[Supplied records start]

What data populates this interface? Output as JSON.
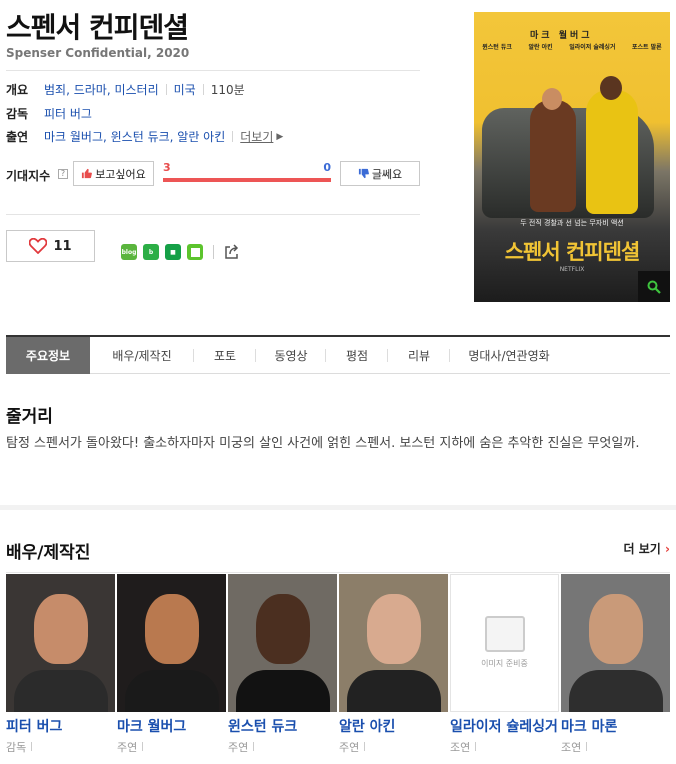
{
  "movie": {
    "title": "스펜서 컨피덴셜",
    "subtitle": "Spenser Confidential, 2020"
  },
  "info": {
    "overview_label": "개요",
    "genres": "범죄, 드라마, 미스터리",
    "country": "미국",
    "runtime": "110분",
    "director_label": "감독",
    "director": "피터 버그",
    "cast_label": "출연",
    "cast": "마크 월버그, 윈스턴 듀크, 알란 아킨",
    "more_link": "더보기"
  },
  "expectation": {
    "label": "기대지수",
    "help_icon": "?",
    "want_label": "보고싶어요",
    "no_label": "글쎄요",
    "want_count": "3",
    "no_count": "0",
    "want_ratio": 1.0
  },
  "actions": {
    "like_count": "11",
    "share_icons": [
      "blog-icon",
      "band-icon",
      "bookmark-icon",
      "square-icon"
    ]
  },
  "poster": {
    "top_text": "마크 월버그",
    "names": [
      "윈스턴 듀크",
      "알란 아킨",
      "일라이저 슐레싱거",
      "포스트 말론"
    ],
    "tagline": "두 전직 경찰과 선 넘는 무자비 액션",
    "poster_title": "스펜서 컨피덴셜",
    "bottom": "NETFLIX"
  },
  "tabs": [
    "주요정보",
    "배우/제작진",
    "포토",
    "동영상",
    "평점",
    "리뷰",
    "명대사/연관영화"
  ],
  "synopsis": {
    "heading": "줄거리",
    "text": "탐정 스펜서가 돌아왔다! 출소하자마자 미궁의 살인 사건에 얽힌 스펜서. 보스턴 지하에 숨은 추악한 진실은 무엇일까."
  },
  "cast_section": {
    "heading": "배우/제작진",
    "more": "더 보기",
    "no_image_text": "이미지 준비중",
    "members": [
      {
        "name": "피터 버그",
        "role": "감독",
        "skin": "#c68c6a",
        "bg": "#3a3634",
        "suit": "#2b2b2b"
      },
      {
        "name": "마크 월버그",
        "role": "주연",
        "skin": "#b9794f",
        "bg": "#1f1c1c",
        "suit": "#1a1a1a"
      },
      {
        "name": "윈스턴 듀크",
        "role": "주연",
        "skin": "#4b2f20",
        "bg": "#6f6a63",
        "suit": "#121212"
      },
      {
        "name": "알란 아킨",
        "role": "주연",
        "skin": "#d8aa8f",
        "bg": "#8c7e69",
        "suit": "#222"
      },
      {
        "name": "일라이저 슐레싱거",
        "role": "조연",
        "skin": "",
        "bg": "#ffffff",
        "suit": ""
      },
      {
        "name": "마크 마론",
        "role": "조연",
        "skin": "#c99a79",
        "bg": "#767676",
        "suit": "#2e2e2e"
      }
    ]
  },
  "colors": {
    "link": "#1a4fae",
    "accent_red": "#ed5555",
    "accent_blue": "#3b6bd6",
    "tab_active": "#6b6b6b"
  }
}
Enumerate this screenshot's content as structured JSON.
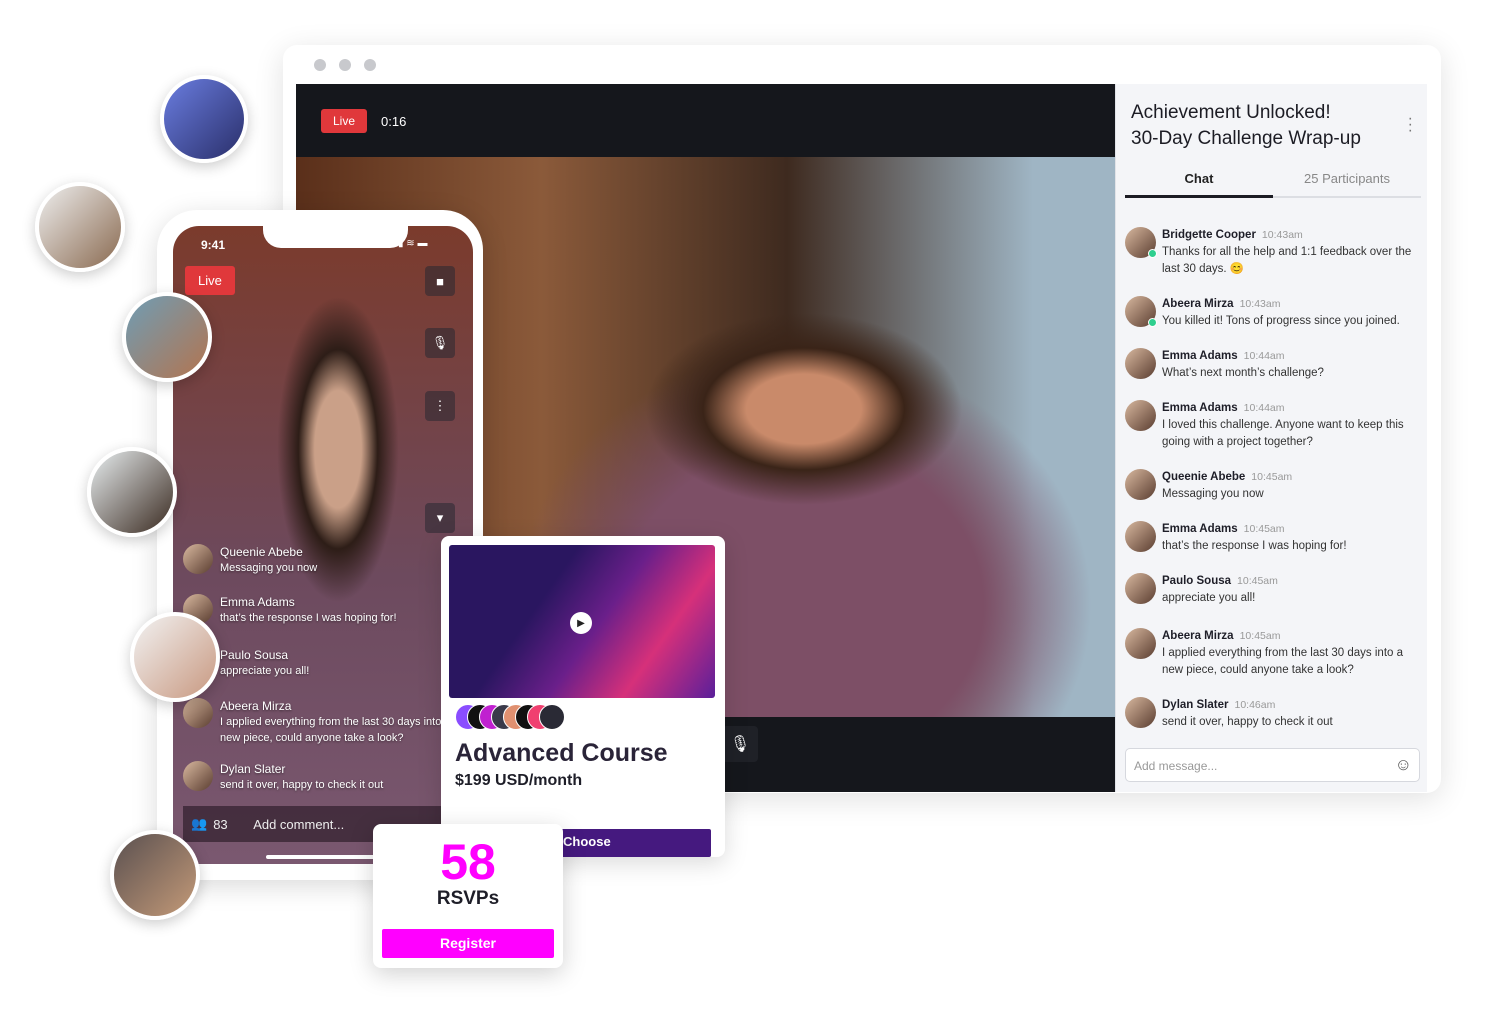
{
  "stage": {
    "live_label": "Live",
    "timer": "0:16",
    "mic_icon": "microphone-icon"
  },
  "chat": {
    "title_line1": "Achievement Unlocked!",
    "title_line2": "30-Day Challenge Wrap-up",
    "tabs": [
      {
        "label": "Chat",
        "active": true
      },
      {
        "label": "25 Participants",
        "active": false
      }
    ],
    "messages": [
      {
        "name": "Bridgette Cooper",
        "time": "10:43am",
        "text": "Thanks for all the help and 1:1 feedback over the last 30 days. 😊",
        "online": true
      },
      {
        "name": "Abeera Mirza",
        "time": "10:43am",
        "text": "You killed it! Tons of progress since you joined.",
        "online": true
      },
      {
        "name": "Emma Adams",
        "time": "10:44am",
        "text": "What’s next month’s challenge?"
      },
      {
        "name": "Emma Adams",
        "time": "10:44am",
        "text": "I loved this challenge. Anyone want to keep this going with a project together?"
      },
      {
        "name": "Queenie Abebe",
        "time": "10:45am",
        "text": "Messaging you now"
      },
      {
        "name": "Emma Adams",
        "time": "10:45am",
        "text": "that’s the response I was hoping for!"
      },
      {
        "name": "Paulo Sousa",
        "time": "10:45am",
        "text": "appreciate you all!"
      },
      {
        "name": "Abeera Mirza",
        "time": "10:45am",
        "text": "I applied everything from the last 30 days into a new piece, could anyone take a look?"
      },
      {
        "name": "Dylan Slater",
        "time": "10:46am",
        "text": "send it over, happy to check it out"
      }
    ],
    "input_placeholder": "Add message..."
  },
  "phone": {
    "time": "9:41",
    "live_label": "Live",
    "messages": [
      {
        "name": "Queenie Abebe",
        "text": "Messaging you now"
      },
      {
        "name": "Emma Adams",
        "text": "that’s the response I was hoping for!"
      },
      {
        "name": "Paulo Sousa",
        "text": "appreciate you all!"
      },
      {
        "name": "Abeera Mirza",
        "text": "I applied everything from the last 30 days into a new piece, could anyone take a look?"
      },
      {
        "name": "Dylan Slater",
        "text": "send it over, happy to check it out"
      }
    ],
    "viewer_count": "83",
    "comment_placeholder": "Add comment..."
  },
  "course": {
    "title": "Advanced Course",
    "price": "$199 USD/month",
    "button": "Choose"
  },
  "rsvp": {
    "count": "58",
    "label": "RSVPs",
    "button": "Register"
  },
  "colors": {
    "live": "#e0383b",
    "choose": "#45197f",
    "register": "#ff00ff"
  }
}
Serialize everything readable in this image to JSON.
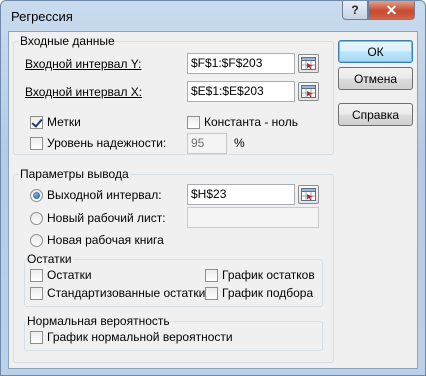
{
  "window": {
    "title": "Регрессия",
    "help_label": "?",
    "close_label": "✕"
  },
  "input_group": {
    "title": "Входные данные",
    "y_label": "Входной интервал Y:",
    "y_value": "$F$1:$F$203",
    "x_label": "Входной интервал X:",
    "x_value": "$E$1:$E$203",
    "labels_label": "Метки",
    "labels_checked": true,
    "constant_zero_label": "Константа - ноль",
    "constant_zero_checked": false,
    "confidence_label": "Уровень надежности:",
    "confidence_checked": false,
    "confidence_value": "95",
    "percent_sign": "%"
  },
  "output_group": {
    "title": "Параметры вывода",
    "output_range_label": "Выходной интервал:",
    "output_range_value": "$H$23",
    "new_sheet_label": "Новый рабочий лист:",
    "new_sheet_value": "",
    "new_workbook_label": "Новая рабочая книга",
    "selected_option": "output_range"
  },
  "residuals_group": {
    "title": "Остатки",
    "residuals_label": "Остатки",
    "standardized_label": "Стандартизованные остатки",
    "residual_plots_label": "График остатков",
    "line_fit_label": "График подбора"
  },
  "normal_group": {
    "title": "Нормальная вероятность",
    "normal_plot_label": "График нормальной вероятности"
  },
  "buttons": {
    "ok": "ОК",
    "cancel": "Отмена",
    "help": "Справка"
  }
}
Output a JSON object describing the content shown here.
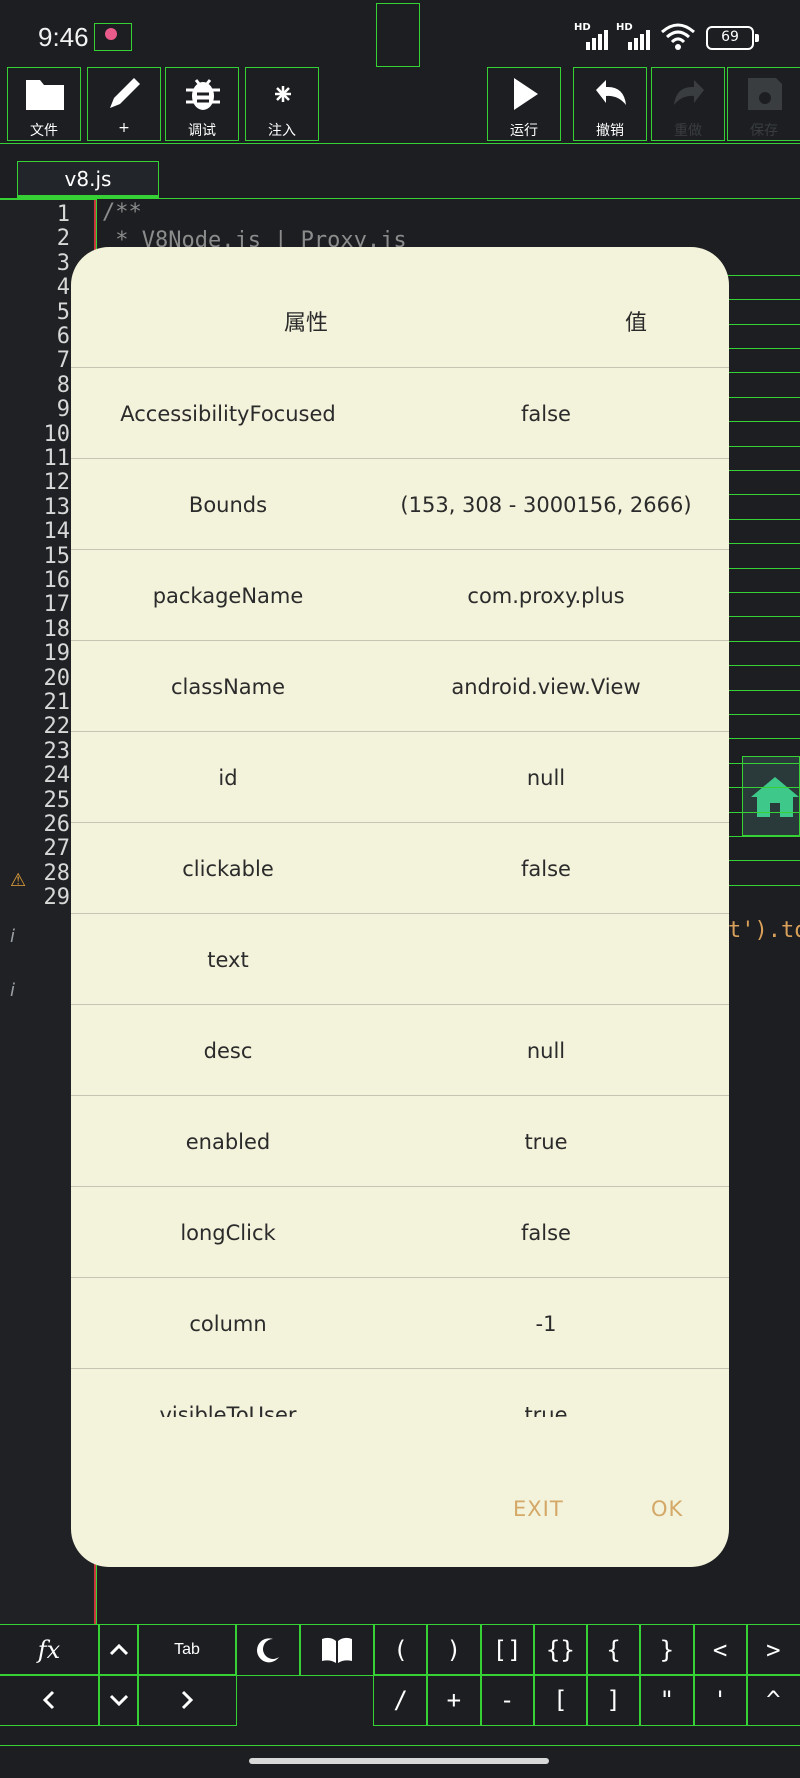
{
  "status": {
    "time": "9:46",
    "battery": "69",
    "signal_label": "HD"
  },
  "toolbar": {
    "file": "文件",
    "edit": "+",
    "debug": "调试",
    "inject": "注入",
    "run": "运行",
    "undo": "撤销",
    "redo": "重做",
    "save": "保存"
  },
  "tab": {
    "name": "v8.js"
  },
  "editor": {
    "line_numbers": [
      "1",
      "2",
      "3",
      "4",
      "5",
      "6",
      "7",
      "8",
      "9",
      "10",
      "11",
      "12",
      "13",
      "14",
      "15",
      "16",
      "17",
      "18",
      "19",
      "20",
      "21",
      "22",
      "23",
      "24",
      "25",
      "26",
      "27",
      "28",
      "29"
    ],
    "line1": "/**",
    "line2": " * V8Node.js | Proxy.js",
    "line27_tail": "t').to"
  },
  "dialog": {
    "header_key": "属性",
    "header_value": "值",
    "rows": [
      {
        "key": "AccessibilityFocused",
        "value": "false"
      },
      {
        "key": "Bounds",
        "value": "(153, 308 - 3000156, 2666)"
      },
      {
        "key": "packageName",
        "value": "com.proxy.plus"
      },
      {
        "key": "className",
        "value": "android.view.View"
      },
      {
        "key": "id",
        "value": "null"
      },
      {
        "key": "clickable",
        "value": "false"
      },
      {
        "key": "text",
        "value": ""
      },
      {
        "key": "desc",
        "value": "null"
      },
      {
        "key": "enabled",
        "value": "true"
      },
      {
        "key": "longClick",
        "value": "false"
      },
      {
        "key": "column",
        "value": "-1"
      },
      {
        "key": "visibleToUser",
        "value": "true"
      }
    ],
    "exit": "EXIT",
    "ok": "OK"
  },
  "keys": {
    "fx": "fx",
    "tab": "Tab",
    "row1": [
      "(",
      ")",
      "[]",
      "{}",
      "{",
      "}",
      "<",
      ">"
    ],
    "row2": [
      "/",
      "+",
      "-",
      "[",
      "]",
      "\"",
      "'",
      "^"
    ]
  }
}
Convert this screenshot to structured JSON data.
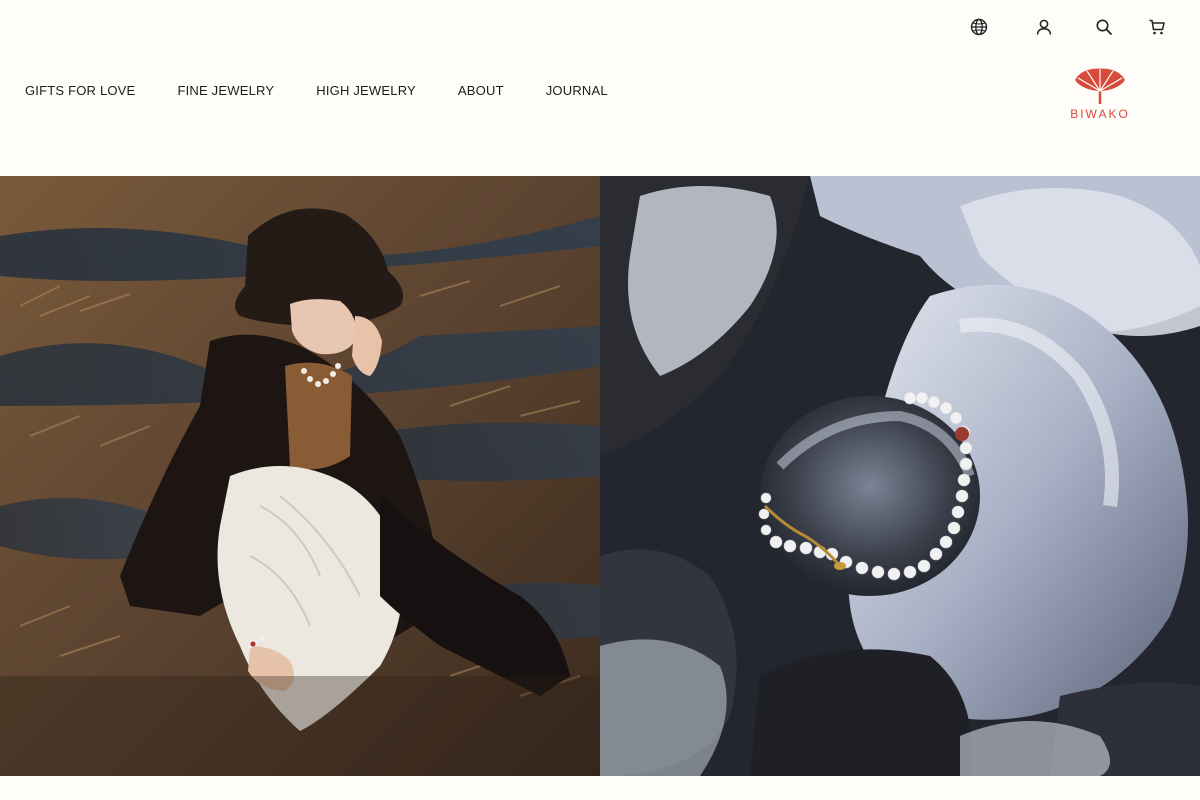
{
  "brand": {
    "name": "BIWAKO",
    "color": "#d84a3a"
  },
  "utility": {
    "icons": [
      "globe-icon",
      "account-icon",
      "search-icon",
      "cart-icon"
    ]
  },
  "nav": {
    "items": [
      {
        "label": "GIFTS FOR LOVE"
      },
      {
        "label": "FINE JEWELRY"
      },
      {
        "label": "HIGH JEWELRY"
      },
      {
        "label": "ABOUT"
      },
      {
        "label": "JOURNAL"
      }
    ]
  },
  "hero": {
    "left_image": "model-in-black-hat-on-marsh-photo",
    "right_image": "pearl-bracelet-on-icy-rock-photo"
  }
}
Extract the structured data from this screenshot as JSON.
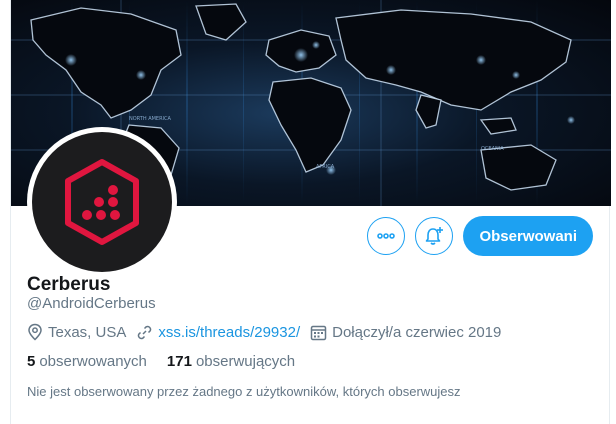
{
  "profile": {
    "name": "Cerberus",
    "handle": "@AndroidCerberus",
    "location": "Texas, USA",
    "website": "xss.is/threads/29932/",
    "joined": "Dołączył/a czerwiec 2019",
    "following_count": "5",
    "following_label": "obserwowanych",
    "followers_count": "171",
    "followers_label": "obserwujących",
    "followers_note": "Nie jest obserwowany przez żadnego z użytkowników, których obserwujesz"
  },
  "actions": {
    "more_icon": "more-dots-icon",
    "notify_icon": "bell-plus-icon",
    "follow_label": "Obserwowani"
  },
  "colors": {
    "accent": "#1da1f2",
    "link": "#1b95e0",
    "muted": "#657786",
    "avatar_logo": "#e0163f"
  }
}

[Supplied records end]

▶ Exercise goal
Give again, unchanged, only the lines from the line containing "Extract the structured" to the last line of the records above. Pictures do not belong in the copy.

▶ Response for this exercise
Extract the structured data from this screenshot as JSON.
{
  "profile": {
    "name": "Cerberus",
    "handle": "@AndroidCerberus",
    "location": "Texas, USA",
    "website": "xss.is/threads/29932/",
    "joined": "Dołączył/a czerwiec 2019",
    "following_count": "5",
    "following_label": "obserwowanych",
    "followers_count": "171",
    "followers_label": "obserwujących",
    "followers_note": "Nie jest obserwowany przez żadnego z użytkowników, których obserwujesz"
  },
  "actions": {
    "more_icon": "more-dots-icon",
    "notify_icon": "bell-plus-icon",
    "follow_label": "Obserwowani"
  },
  "colors": {
    "accent": "#1da1f2",
    "link": "#1b95e0",
    "muted": "#657786",
    "avatar_logo": "#e0163f"
  }
}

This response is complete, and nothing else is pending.